**WHAT THE TASK ASKS:** Pictures do not belong in the copy; restate the records below word for word.

Records from a data collection
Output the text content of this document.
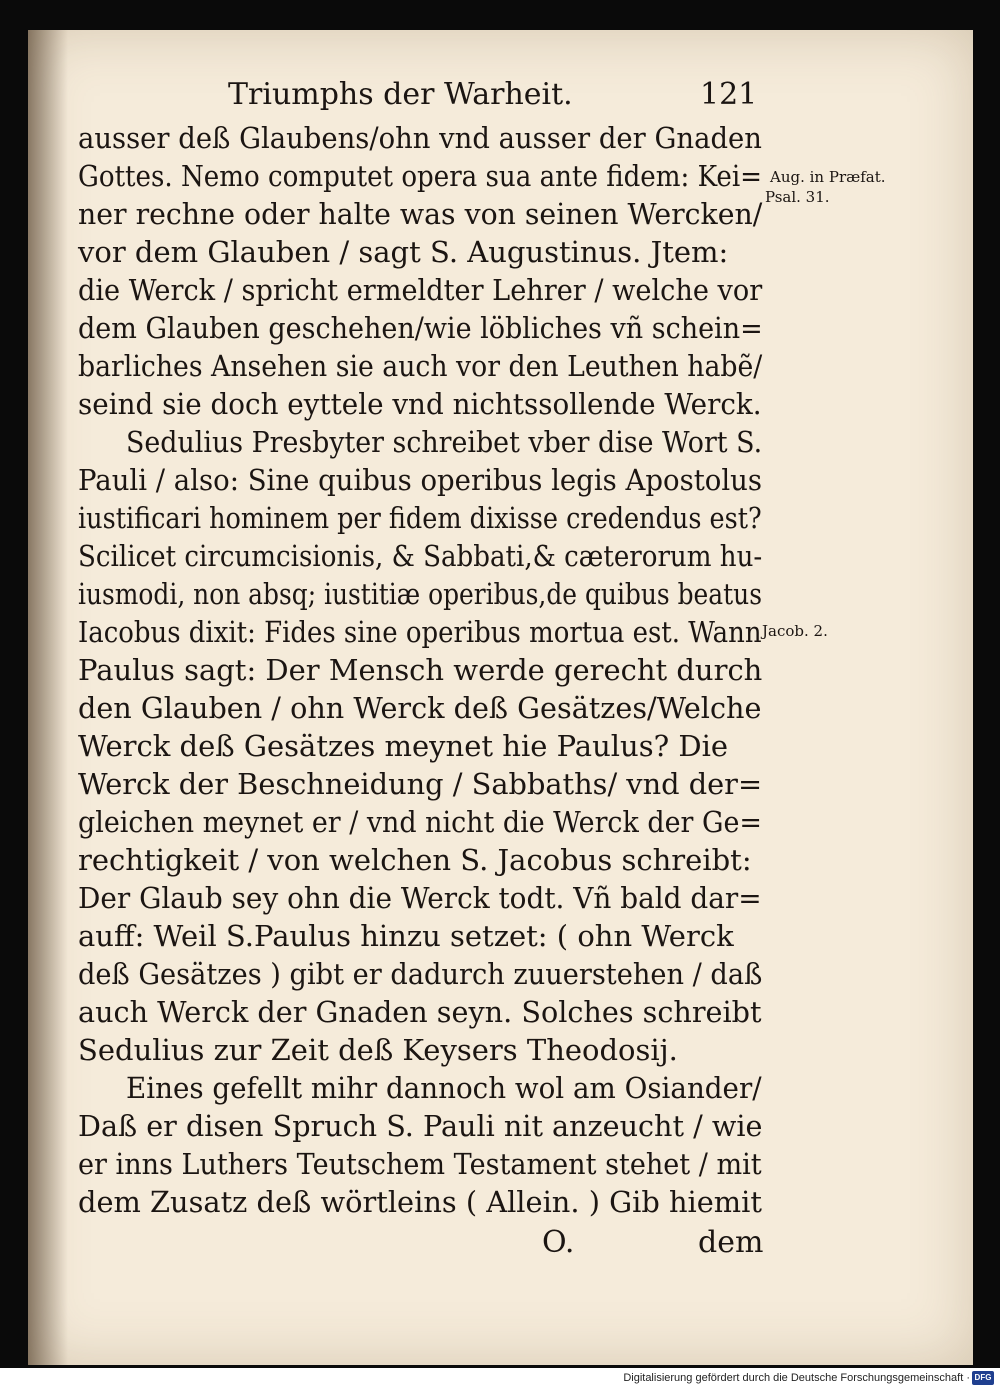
Triumphs der Warheit.	121

ausser deß Glaubens/ohn vnd ausser der Gnaden

Gottes. Nemo computet opera sua ante fidem: Kei=

ner rechne oder halte was von seinen Wercken/

vor dem Glauben / sagt S. Augustinus. Jtem:

die Werck / spricht ermeldter Lehrer / welche vor

dem Glauben geschehen/wie löbliches vñ schein=

barliches Ansehen sie auch vor den Leuthen habẽ/

seind sie doch eyttele vnd nichtssollende Werck.

Sedulius Presbyter schreibet vber dise Wort S.

Pauli / also: Sine quibus operibus legis Apostolus

iustificari hominem per fidem dixisse credendus est?

Scilicet circumcisionis, & Sabbati,& cæterorum hu-

iusmodi, non absq; iustitiæ operibus,de quibus beatus

Iacobus dixit: Fides sine operibus mortua est. Wann

Paulus sagt: Der Mensch werde gerecht durch

den Glauben / ohn Werck deß Gesätzes/Welche

Werck deß Gesätzes meynet hie Paulus? Die

Werck der Beschneidung / Sabbaths/ vnd der=

gleichen meynet er / vnd nicht die Werck der Ge=

rechtigkeit / von welchen S. Jacobus schreibt:

Der Glaub sey ohn die Werck todt. Vñ bald dar=

auff: Weil S.Paulus hinzu setzet: ( ohn Werck

deß Gesätzes ) gibt er dadurch zuuerstehen / daß

auch Werck der Gnaden seyn. Solches schreibt

Sedulius zur Zeit deß Keysers Theodosij.

Eines gefellt mihr dannoch wol am Osiander/

Daß er disen Spruch S. Pauli nit anzeucht / wie

er inns Luthers Teutschem Testament stehet / mit

dem Zusatz deß wörtleins ( Allein. ) Gib hiemit

Aug. in Præfat.

Psal. 31.

Jacob. 2.

O.	dem

Digitalisierung gefördert durch die Deutsche Forschungsgemeinschaft · DFG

**RESULT:**
Output the text content of this document.
Triumphs der Warheit.	121

ausser deß Glaubens/ohn vnd ausser der Gnaden

Gottes. Nemo computet opera sua ante fidem: Kei=

ner rechne oder halte was von seinen Wercken/

vor dem Glauben / sagt S. Augustinus. Jtem:

die Werck / spricht ermeldter Lehrer / welche vor

dem Glauben geschehen/wie löbliches vñ schein=

barliches Ansehen sie auch vor den Leuthen habẽ/

seind sie doch eyttele vnd nichtssollende Werck.

Sedulius Presbyter schreibet vber dise Wort S.

Pauli / also: Sine quibus operibus legis Apostolus

iustificari hominem per fidem dixisse credendus est?

Scilicet circumcisionis, & Sabbati,& cæterorum hu-

iusmodi, non absq; iustitiæ operibus,de quibus beatus

Iacobus dixit: Fides sine operibus mortua est. Wann

Paulus sagt: Der Mensch werde gerecht durch

den Glauben / ohn Werck deß Gesätzes/Welche

Werck deß Gesätzes meynet hie Paulus? Die

Werck der Beschneidung / Sabbaths/ vnd der=

gleichen meynet er / vnd nicht die Werck der Ge=

rechtigkeit / von welchen S. Jacobus schreibt:

Der Glaub sey ohn die Werck todt. Vñ bald dar=

auff: Weil S.Paulus hinzu setzet: ( ohn Werck

deß Gesätzes ) gibt er dadurch zuuerstehen / daß

auch Werck der Gnaden seyn. Solches schreibt

Sedulius zur Zeit deß Keysers Theodosij.

Eines gefellt mihr dannoch wol am Osiander/

Daß er disen Spruch S. Pauli nit anzeucht / wie

er inns Luthers Teutschem Testament stehet / mit

dem Zusatz deß wörtleins ( Allein. ) Gib hiemit

Aug. in Præfat.

Psal. 31.

Jacob. 2.

O.	dem

Digitalisierung gefördert durch die Deutsche Forschungsgemeinschaft · DFG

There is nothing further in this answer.